■ **Extracted data**

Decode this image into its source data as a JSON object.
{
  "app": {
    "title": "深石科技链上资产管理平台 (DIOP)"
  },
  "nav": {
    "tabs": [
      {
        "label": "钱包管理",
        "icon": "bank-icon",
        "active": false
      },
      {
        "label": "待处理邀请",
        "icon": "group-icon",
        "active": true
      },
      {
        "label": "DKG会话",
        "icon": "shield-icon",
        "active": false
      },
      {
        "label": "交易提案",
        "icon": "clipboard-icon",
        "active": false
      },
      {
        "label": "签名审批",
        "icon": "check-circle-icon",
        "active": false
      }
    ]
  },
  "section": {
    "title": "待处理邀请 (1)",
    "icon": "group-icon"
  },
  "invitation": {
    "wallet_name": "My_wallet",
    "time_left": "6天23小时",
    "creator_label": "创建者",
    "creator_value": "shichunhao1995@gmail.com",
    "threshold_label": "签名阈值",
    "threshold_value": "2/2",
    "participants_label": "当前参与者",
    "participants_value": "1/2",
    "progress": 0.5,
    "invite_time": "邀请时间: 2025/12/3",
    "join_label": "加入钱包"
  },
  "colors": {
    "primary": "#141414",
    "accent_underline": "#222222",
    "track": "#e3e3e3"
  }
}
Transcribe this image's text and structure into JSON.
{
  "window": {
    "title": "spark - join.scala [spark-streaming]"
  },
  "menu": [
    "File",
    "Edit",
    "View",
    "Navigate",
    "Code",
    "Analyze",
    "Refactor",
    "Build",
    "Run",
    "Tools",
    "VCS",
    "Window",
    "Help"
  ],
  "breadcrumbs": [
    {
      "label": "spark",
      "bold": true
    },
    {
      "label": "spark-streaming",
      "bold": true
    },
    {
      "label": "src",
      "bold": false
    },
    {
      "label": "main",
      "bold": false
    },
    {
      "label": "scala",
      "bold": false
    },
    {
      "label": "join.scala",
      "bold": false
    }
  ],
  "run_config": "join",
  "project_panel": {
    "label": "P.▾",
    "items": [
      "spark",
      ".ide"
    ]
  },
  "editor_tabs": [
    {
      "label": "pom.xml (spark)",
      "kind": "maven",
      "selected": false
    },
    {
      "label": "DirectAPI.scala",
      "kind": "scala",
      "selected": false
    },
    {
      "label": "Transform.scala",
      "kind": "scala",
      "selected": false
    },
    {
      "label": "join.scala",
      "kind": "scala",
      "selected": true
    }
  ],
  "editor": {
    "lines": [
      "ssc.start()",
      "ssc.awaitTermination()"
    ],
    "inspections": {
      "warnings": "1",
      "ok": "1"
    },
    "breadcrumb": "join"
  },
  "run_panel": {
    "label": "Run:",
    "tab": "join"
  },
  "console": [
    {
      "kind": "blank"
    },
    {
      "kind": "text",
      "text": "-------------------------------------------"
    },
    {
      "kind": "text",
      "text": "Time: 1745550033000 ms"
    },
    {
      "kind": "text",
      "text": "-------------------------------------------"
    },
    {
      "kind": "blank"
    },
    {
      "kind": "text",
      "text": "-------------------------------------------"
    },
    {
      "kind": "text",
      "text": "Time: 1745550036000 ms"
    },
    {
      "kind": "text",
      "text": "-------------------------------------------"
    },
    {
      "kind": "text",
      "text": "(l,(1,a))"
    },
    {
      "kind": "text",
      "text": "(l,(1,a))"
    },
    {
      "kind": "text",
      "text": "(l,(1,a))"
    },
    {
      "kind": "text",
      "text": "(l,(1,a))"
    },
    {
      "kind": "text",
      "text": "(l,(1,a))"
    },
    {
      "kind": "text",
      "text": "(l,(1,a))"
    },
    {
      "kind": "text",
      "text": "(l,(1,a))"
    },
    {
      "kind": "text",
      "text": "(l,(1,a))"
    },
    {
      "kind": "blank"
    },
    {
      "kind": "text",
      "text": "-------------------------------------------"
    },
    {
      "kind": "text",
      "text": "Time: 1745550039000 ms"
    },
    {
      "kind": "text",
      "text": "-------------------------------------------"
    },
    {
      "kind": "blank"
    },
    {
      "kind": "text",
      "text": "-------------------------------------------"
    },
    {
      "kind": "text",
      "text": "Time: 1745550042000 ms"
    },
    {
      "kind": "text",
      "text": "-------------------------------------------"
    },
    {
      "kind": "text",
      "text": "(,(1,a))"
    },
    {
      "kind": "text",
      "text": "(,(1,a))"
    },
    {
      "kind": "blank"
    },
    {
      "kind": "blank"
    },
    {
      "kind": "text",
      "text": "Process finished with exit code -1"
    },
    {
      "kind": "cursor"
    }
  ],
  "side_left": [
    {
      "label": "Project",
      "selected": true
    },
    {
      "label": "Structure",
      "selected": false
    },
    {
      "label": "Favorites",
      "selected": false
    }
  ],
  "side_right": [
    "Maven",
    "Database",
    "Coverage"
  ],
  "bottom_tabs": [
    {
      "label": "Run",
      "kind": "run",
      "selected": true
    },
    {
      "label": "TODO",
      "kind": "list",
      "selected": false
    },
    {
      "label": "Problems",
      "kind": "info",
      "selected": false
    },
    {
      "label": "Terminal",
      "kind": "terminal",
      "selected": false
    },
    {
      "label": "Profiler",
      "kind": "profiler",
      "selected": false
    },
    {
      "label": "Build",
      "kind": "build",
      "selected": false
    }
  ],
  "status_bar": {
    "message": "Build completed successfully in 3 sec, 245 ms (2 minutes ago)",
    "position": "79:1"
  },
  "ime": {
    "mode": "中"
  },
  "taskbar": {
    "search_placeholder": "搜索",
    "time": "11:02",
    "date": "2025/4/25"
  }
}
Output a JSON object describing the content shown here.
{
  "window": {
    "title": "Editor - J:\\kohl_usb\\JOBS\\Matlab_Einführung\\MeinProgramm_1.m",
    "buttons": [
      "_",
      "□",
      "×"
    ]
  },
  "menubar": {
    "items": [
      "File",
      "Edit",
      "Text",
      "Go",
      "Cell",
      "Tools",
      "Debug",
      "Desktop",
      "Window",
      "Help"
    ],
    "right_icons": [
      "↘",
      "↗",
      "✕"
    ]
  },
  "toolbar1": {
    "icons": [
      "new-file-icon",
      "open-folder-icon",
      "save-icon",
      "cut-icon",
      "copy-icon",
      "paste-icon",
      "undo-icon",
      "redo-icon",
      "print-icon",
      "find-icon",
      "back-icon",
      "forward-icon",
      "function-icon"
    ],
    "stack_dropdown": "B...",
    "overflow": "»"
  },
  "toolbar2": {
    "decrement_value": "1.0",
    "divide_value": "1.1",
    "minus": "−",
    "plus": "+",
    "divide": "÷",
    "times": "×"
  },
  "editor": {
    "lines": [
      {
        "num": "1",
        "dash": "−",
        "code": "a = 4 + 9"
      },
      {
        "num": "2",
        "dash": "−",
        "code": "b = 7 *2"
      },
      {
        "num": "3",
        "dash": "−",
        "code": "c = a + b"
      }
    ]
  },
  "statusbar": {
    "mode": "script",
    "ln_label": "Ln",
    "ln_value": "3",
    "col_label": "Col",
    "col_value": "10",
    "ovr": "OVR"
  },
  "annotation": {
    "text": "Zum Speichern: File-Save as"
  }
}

■ **What to work on**
Look over the listing above. Pick out and copy every line that includes "streaming".

■ **Solution**
    "title": "spark - join.scala [spark-streaming]"
      "label": "spark-streaming",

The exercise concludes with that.